* _PROBLEM DETAILS_: Tally the lines containing "channels" and report the number alone.

────

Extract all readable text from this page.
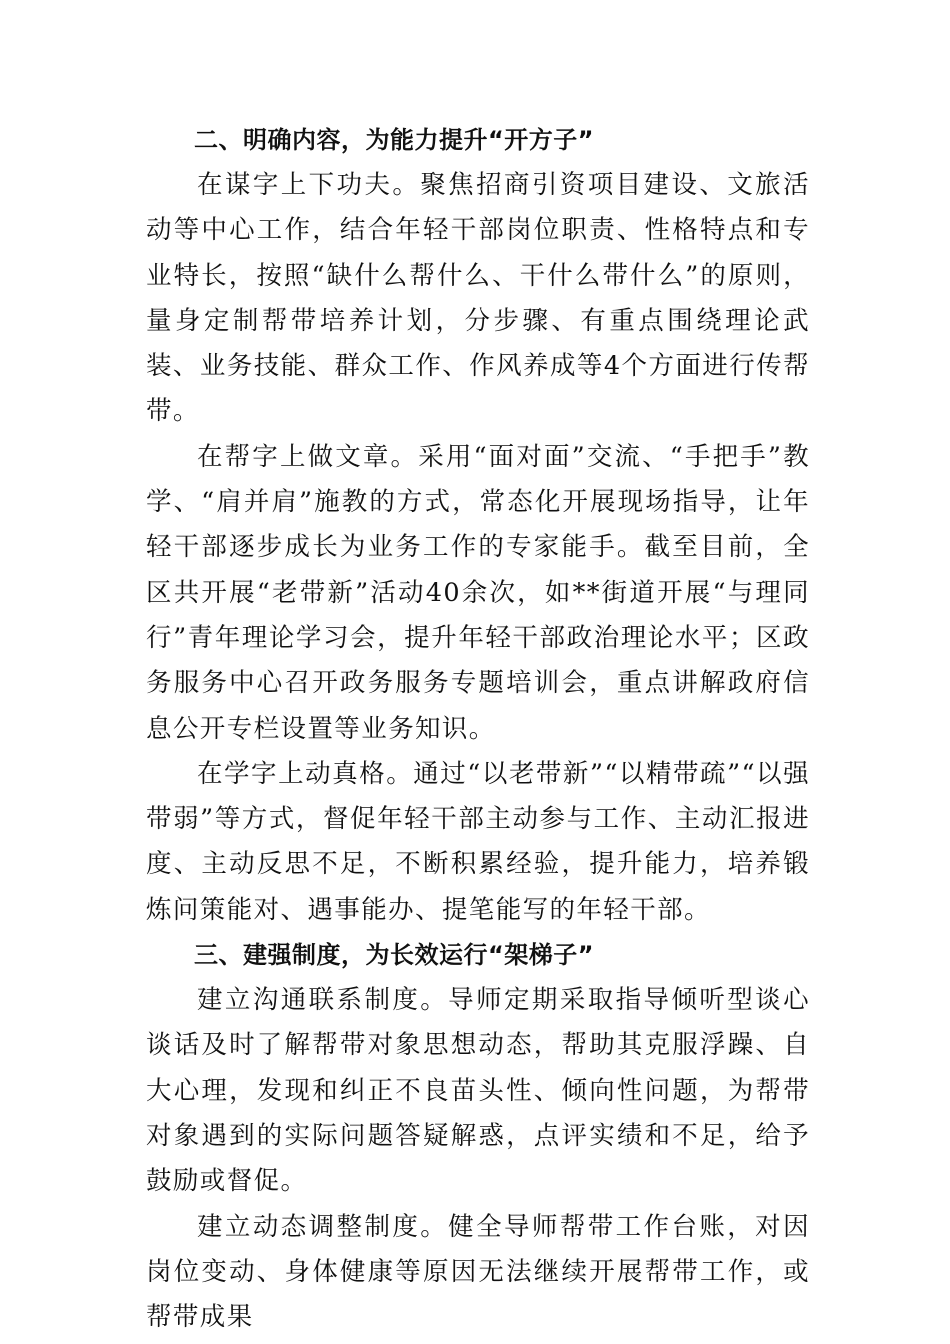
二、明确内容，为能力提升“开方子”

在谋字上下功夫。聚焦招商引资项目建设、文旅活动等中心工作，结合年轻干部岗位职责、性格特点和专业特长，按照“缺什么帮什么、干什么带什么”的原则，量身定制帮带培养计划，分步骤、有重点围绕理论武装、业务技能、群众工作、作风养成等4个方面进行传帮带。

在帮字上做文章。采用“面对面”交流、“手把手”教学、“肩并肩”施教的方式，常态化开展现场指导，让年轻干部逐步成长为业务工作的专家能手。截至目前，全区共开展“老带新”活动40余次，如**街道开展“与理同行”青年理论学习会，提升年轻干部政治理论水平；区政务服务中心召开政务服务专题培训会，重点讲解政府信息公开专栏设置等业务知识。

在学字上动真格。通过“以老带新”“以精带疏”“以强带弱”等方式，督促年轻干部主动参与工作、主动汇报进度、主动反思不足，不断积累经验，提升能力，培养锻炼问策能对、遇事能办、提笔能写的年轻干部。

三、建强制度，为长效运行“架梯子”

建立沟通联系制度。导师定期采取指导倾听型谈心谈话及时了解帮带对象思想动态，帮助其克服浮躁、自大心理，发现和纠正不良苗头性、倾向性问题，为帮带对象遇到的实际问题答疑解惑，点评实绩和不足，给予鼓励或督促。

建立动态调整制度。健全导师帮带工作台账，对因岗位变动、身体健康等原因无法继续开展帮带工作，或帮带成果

────

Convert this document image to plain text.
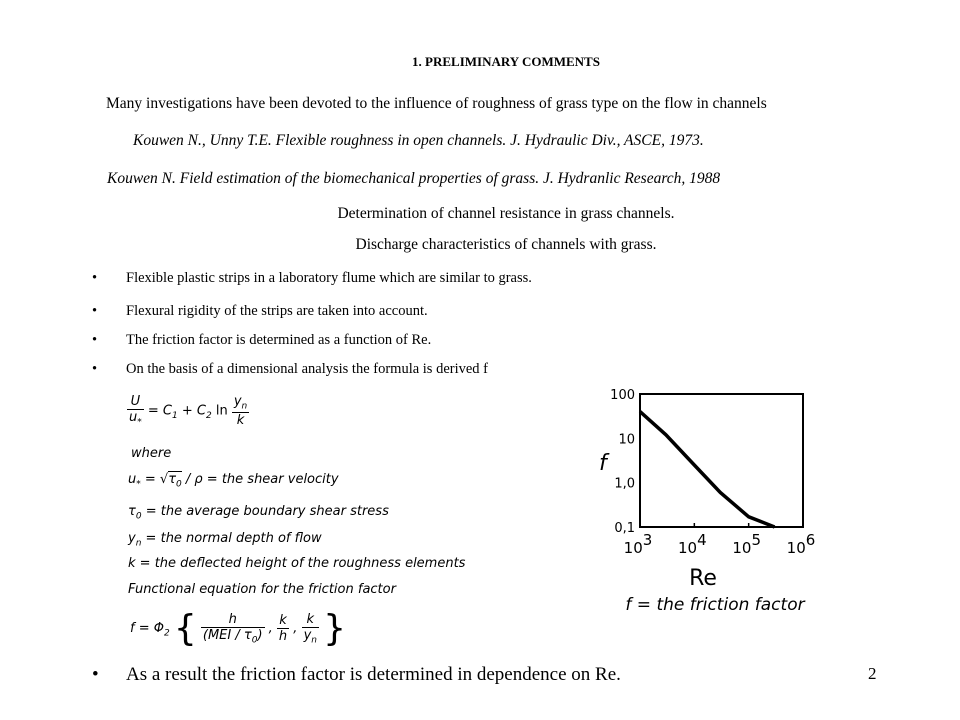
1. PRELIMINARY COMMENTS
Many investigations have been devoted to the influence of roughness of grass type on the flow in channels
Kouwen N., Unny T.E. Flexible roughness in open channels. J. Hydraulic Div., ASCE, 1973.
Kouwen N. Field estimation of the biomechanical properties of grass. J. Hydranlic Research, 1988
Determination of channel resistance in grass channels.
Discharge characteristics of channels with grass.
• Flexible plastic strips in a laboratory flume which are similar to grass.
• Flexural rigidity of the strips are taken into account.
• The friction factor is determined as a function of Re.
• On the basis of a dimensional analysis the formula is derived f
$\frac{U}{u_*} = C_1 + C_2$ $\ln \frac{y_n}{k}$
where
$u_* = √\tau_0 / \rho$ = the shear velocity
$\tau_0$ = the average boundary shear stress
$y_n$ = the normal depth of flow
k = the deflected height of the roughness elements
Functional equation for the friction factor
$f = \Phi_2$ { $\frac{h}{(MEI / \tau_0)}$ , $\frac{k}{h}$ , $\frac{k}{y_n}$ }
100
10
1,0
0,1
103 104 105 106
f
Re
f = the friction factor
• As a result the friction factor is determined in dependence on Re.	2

────

* _TASK ANSWER_: 4